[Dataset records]
________
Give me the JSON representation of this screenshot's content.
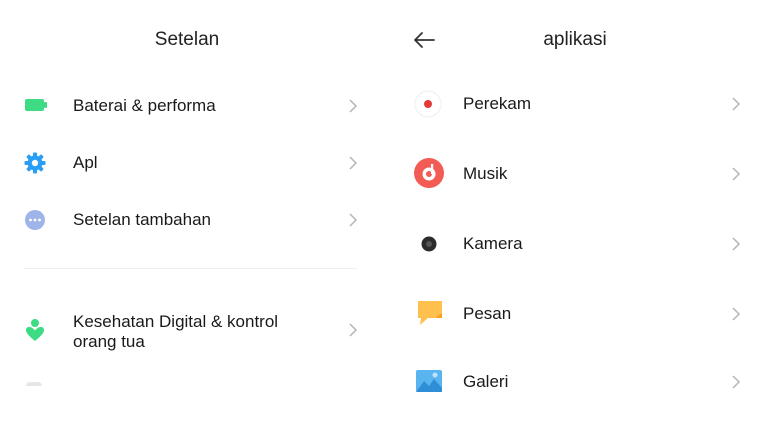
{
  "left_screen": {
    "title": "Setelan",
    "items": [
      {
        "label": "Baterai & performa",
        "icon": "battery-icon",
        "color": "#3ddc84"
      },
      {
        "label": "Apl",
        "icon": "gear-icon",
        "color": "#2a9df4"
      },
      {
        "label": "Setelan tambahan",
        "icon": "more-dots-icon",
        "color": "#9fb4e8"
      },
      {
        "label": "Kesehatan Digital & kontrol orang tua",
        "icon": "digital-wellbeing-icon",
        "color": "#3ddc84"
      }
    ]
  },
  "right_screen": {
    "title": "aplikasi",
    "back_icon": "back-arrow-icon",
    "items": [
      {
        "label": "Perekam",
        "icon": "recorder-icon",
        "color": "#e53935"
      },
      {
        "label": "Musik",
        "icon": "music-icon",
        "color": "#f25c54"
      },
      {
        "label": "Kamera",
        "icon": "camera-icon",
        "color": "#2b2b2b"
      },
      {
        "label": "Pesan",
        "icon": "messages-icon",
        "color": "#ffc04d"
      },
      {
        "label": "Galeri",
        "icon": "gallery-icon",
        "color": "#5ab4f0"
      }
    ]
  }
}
________
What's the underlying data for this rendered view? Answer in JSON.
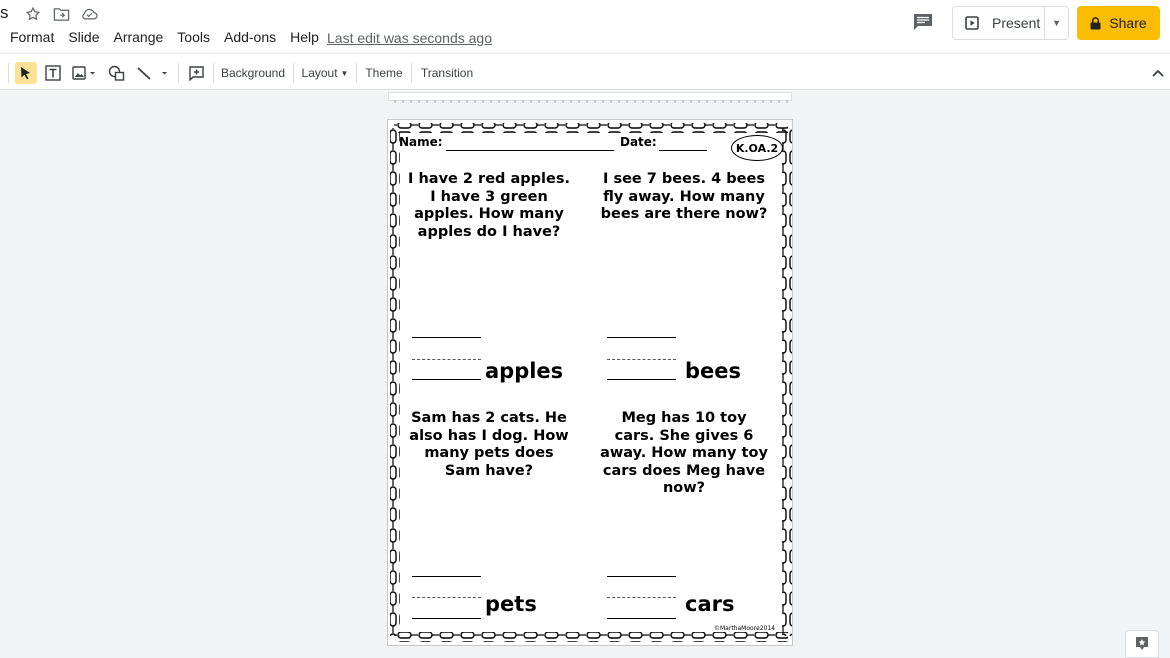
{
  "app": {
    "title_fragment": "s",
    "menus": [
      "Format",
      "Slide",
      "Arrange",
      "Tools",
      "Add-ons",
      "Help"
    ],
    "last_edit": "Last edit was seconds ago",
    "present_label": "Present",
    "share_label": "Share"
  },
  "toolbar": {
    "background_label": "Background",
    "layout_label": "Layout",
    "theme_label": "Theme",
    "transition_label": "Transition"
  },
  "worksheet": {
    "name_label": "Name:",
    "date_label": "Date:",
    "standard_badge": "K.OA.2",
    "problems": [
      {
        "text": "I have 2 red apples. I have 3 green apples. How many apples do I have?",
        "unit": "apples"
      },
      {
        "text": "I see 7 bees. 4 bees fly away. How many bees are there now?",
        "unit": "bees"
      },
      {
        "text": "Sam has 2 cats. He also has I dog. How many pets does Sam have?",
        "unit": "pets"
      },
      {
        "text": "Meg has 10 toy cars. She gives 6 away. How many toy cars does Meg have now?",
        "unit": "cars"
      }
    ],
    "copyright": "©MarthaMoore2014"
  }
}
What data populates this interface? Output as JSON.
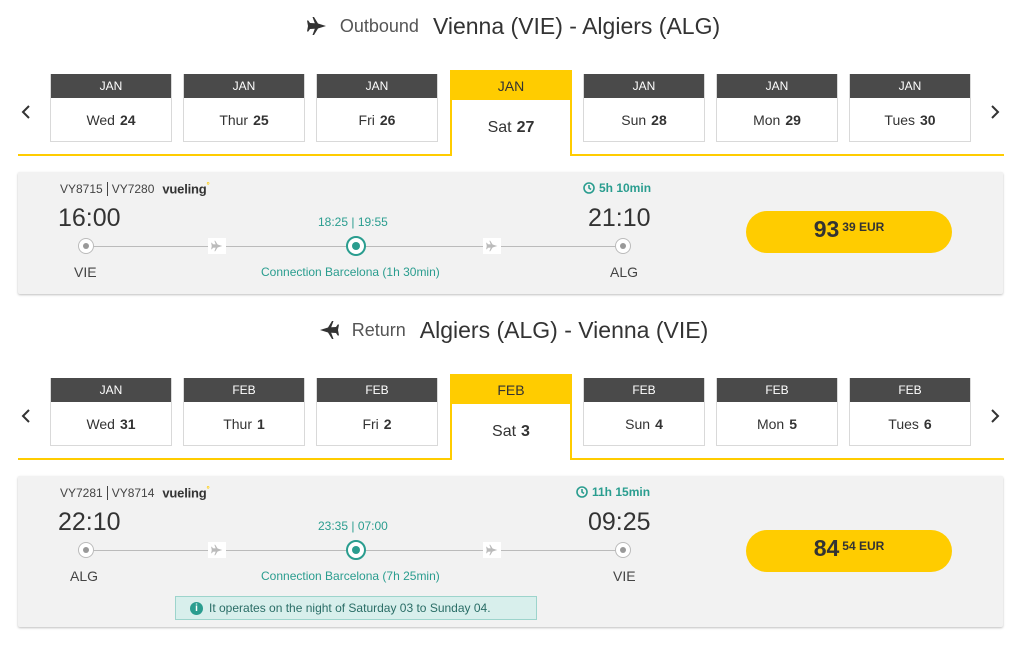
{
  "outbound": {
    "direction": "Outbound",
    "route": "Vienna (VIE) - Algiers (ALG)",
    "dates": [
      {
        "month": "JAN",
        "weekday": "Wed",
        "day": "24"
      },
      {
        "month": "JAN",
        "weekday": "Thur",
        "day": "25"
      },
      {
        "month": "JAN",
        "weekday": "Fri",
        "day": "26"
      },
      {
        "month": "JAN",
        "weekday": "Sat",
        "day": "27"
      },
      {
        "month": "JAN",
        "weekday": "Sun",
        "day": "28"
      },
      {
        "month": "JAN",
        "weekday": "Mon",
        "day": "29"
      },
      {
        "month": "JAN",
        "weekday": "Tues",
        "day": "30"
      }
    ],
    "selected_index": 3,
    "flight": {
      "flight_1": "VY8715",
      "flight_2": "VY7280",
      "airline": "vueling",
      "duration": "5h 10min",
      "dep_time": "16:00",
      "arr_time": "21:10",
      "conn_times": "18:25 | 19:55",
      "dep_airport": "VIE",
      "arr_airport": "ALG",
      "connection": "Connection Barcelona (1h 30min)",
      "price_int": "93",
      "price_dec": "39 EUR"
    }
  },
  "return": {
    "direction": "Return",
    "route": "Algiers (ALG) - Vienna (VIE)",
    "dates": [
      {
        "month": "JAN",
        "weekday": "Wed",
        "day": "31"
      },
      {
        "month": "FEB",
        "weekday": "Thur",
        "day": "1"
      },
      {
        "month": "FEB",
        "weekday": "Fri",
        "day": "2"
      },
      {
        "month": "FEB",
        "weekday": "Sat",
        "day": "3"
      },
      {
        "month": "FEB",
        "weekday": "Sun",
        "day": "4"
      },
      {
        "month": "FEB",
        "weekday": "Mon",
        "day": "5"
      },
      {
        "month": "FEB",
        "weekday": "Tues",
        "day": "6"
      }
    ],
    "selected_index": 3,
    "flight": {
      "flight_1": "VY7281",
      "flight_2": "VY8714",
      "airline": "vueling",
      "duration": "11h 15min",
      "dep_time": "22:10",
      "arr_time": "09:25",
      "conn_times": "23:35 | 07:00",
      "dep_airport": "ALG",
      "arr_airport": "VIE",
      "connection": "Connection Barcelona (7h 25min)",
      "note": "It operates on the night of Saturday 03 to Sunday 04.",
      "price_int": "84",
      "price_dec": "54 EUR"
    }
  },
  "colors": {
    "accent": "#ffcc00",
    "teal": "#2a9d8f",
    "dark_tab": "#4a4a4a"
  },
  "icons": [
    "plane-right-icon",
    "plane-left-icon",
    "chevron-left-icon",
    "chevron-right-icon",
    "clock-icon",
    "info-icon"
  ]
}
________
What you will do:
Copy out every line with the word "connection".

Exercise output:
      "connection": "Connection Barcelona (1h 30min)",
      "connection": "Connection Barcelona (7h 25min)",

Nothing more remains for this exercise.